§ **WHAT IS NEEDED**: Keep only the lines of the listing that include the word "name", and copy them.

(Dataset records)
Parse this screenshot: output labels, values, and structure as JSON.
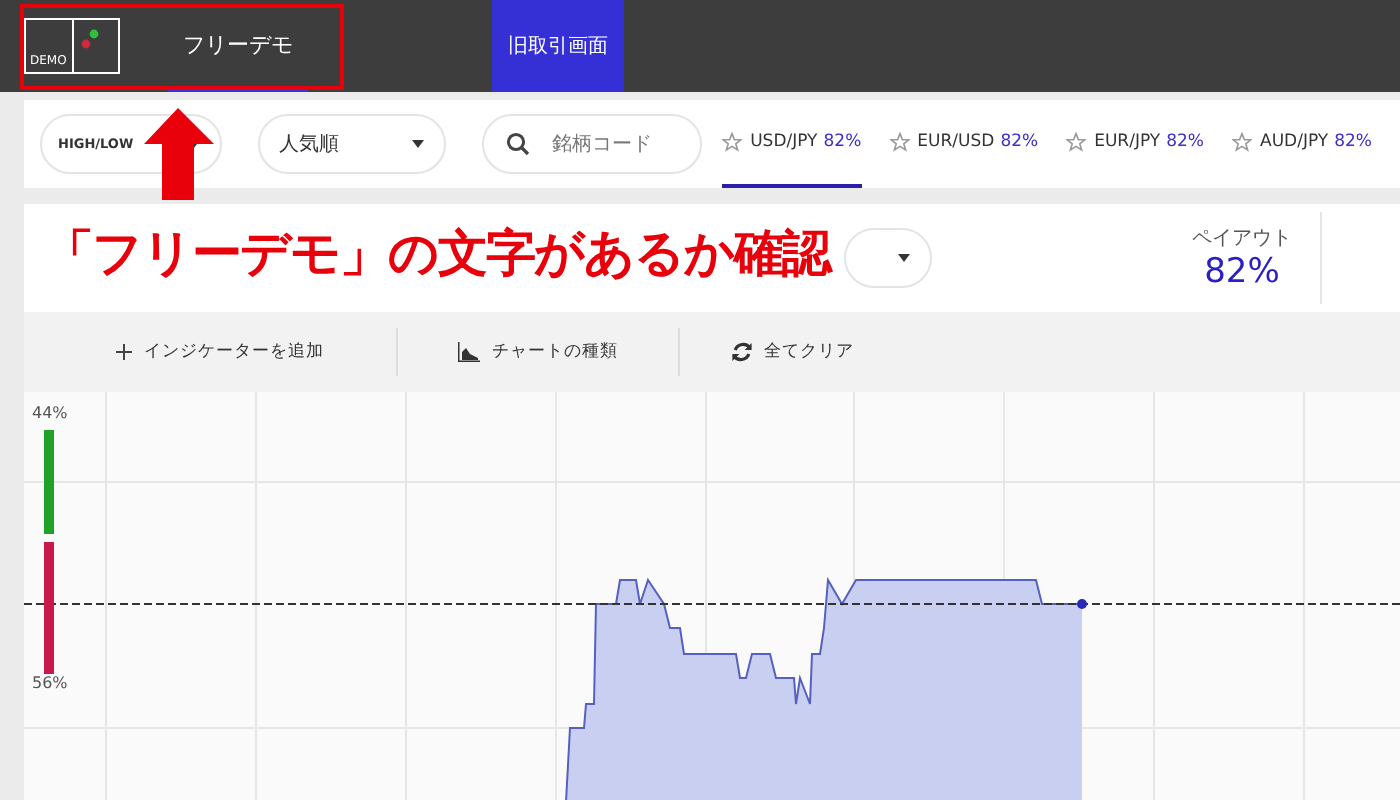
{
  "top_bar": {
    "logo_label": "DEMO",
    "tabs": [
      {
        "label": "フリーデモ",
        "selected": true
      }
    ],
    "legacy_button": "旧取引画面"
  },
  "filters": {
    "type_select": "HIGH/LOW",
    "sort_select": "人気順",
    "search": {
      "placeholder": "銘柄コード"
    }
  },
  "asset_tabs": [
    {
      "name": "USD/JPY",
      "payout": "82%",
      "selected": true
    },
    {
      "name": "EUR/USD",
      "payout": "82%",
      "selected": false
    },
    {
      "name": "EUR/JPY",
      "payout": "82%",
      "selected": false
    },
    {
      "name": "AUD/JPY",
      "payout": "82%",
      "selected": false
    }
  ],
  "asset": {
    "payout_label": "ペイアウト",
    "payout": "82%"
  },
  "toolbar": [
    {
      "kind": "add",
      "label": "インジケーターを追加"
    },
    {
      "kind": "chart",
      "label": "チャートの種類"
    },
    {
      "kind": "clear",
      "label": "全てクリア"
    }
  ],
  "sentiment": {
    "up_label": "44%",
    "down_label": "56%",
    "level": 0.44
  },
  "annotation": {
    "caption": "「フリーデモ」の文字があるか確認"
  }
}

§ **COMPLETE ANSWER**:
      "name": "USD/JPY",
      "name": "EUR/USD",
      "name": "EUR/JPY",
      "name": "AUD/JPY",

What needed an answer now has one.